■ **Request**: Nothing may be dropped or altered: reproduce all the data.

[Entries with figure data]
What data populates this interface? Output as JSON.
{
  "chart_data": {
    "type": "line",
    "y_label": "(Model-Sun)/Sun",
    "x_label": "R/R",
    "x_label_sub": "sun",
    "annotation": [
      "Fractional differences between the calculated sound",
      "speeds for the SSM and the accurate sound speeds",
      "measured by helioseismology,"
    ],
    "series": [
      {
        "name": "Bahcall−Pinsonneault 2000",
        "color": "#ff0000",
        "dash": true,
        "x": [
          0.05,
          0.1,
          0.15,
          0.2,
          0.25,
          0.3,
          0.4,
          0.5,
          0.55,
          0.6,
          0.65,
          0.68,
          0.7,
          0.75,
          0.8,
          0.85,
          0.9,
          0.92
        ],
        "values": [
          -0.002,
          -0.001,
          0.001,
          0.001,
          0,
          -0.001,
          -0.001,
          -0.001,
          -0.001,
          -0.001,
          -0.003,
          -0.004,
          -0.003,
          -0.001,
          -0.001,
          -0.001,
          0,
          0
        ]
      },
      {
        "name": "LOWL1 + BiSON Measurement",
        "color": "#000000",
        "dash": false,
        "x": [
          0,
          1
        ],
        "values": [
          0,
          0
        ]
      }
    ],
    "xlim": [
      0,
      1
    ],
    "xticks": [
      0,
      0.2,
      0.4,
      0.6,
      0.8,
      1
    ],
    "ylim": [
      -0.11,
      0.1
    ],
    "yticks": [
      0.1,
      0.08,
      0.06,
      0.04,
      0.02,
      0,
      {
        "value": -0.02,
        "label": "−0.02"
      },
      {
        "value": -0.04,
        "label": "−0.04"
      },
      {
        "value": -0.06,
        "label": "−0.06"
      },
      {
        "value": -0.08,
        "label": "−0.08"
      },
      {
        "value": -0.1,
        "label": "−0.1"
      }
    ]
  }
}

■ **Solution to this exercise**:
What data populates this interface? Output as JSON.
{
  "chart_data": {
    "type": "line",
    "y_label": "(Model-Sun)/Sun",
    "x_label": "R/R",
    "x_label_sub": "sun",
    "annotation": [
      "Fractional differences between the calculated sound",
      "speeds for the SSM and the accurate sound speeds",
      "measured by helioseismology,"
    ],
    "series": [
      {
        "name": "Bahcall−Pinsonneault 2000",
        "color": "#ff0000",
        "dash": true,
        "x": [
          0.05,
          0.1,
          0.15,
          0.2,
          0.25,
          0.3,
          0.4,
          0.5,
          0.55,
          0.6,
          0.65,
          0.68,
          0.7,
          0.75,
          0.8,
          0.85,
          0.9,
          0.92
        ],
        "values": [
          -0.002,
          -0.001,
          0.001,
          0.001,
          0,
          -0.001,
          -0.001,
          -0.001,
          -0.001,
          -0.001,
          -0.003,
          -0.004,
          -0.003,
          -0.001,
          -0.001,
          -0.001,
          0,
          0
        ]
      },
      {
        "name": "LOWL1 + BiSON Measurement",
        "color": "#000000",
        "dash": false,
        "x": [
          0,
          1
        ],
        "values": [
          0,
          0
        ]
      }
    ],
    "xlim": [
      0,
      1
    ],
    "xticks": [
      0,
      0.2,
      0.4,
      0.6,
      0.8,
      1
    ],
    "ylim": [
      -0.11,
      0.1
    ],
    "yticks": [
      0.1,
      0.08,
      0.06,
      0.04,
      0.02,
      0,
      {
        "value": -0.02,
        "label": "−0.02"
      },
      {
        "value": -0.04,
        "label": "−0.04"
      },
      {
        "value": -0.06,
        "label": "−0.06"
      },
      {
        "value": -0.08,
        "label": "−0.08"
      },
      {
        "value": -0.1,
        "label": "−0.1"
      }
    ]
  }
}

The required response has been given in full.